Some records
----------

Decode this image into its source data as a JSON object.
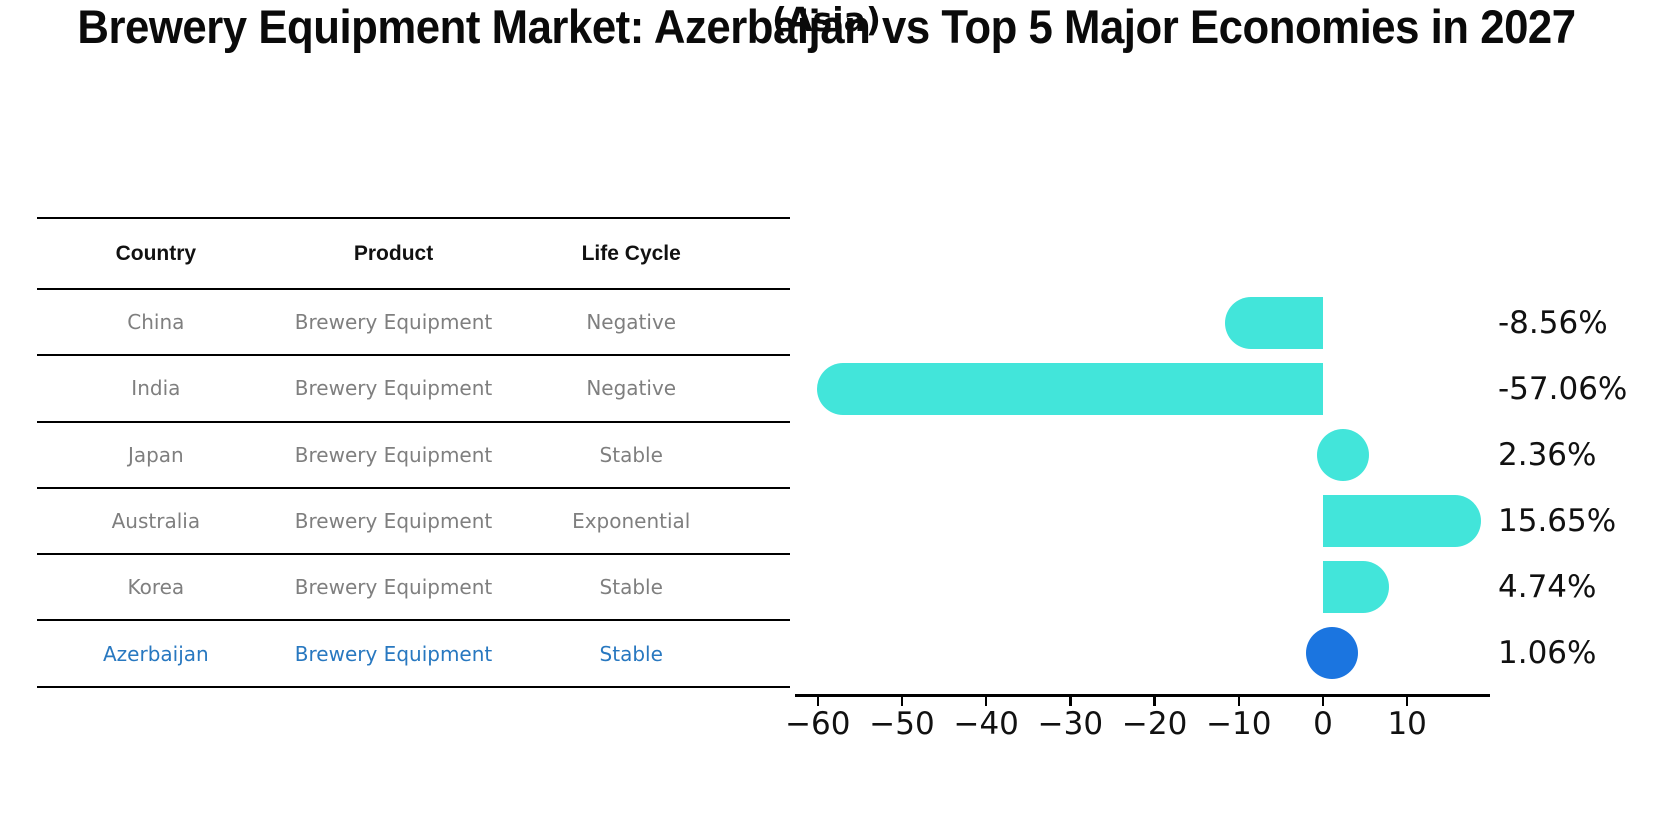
{
  "title": "Brewery Equipment Market: Azerbaijan vs Top 5 Major Economies in 2027",
  "subtitle": "(Asia)",
  "table": {
    "headers": [
      "Country",
      "Product",
      "Life Cycle"
    ],
    "rows": [
      {
        "country": "China",
        "product": "Brewery Equipment",
        "life_cycle": "Negative",
        "highlight": false
      },
      {
        "country": "India",
        "product": "Brewery Equipment",
        "life_cycle": "Negative",
        "highlight": false
      },
      {
        "country": "Japan",
        "product": "Brewery Equipment",
        "life_cycle": "Stable",
        "highlight": false
      },
      {
        "country": "Australia",
        "product": "Brewery Equipment",
        "life_cycle": "Exponential",
        "highlight": false
      },
      {
        "country": "Korea",
        "product": "Brewery Equipment",
        "life_cycle": "Stable",
        "highlight": false
      },
      {
        "country": "Azerbaijan",
        "product": "Brewery Equipment",
        "life_cycle": "Stable",
        "highlight": true
      }
    ]
  },
  "chart_data": {
    "type": "bar",
    "orientation": "horizontal",
    "categories": [
      "China",
      "India",
      "Japan",
      "Australia",
      "Korea",
      "Azerbaijan"
    ],
    "values": [
      -8.56,
      -57.06,
      2.36,
      15.65,
      4.74,
      1.06
    ],
    "value_labels": [
      "-8.56%",
      "-57.06%",
      "2.36%",
      "15.65%",
      "4.74%",
      "1.06%"
    ],
    "x_ticks": [
      -60,
      -50,
      -40,
      -30,
      -20,
      -10,
      0,
      10
    ],
    "x_tick_labels": [
      "−60",
      "−50",
      "−40",
      "−30",
      "−20",
      "−10",
      "0",
      "10"
    ],
    "xlim": [
      -62.5,
      19.8
    ],
    "grid": false,
    "legend": null,
    "bar_color": "#42E5DA",
    "highlight_bar_color": "#1B75E0",
    "highlight_index": 5
  },
  "colors": {
    "background": "#ffffff",
    "bar_cyan": "#42E5DA",
    "bar_blue": "#1B75E0",
    "highlight_text": "#2878C0",
    "row_text": "#7f7f7f",
    "header_text": "#111111",
    "axis": "#000000"
  }
}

----------

THE REQUEST
Repeat the data exactly, without the pictures.

THE OUTPUT
Decode this image into its source data as a JSON object.
{
  "title": "Brewery Equipment Market: Azerbaijan vs Top 5 Major Economies in 2027",
  "subtitle": "(Asia)",
  "table": {
    "headers": [
      "Country",
      "Product",
      "Life Cycle"
    ],
    "rows": [
      {
        "country": "China",
        "product": "Brewery Equipment",
        "life_cycle": "Negative",
        "highlight": false
      },
      {
        "country": "India",
        "product": "Brewery Equipment",
        "life_cycle": "Negative",
        "highlight": false
      },
      {
        "country": "Japan",
        "product": "Brewery Equipment",
        "life_cycle": "Stable",
        "highlight": false
      },
      {
        "country": "Australia",
        "product": "Brewery Equipment",
        "life_cycle": "Exponential",
        "highlight": false
      },
      {
        "country": "Korea",
        "product": "Brewery Equipment",
        "life_cycle": "Stable",
        "highlight": false
      },
      {
        "country": "Azerbaijan",
        "product": "Brewery Equipment",
        "life_cycle": "Stable",
        "highlight": true
      }
    ]
  },
  "chart_data": {
    "type": "bar",
    "orientation": "horizontal",
    "categories": [
      "China",
      "India",
      "Japan",
      "Australia",
      "Korea",
      "Azerbaijan"
    ],
    "values": [
      -8.56,
      -57.06,
      2.36,
      15.65,
      4.74,
      1.06
    ],
    "value_labels": [
      "-8.56%",
      "-57.06%",
      "2.36%",
      "15.65%",
      "4.74%",
      "1.06%"
    ],
    "x_ticks": [
      -60,
      -50,
      -40,
      -30,
      -20,
      -10,
      0,
      10
    ],
    "x_tick_labels": [
      "−60",
      "−50",
      "−40",
      "−30",
      "−20",
      "−10",
      "0",
      "10"
    ],
    "xlim": [
      -62.5,
      19.8
    ],
    "grid": false,
    "legend": null,
    "bar_color": "#42E5DA",
    "highlight_bar_color": "#1B75E0",
    "highlight_index": 5
  },
  "colors": {
    "background": "#ffffff",
    "bar_cyan": "#42E5DA",
    "bar_blue": "#1B75E0",
    "highlight_text": "#2878C0",
    "row_text": "#7f7f7f",
    "header_text": "#111111",
    "axis": "#000000"
  }
}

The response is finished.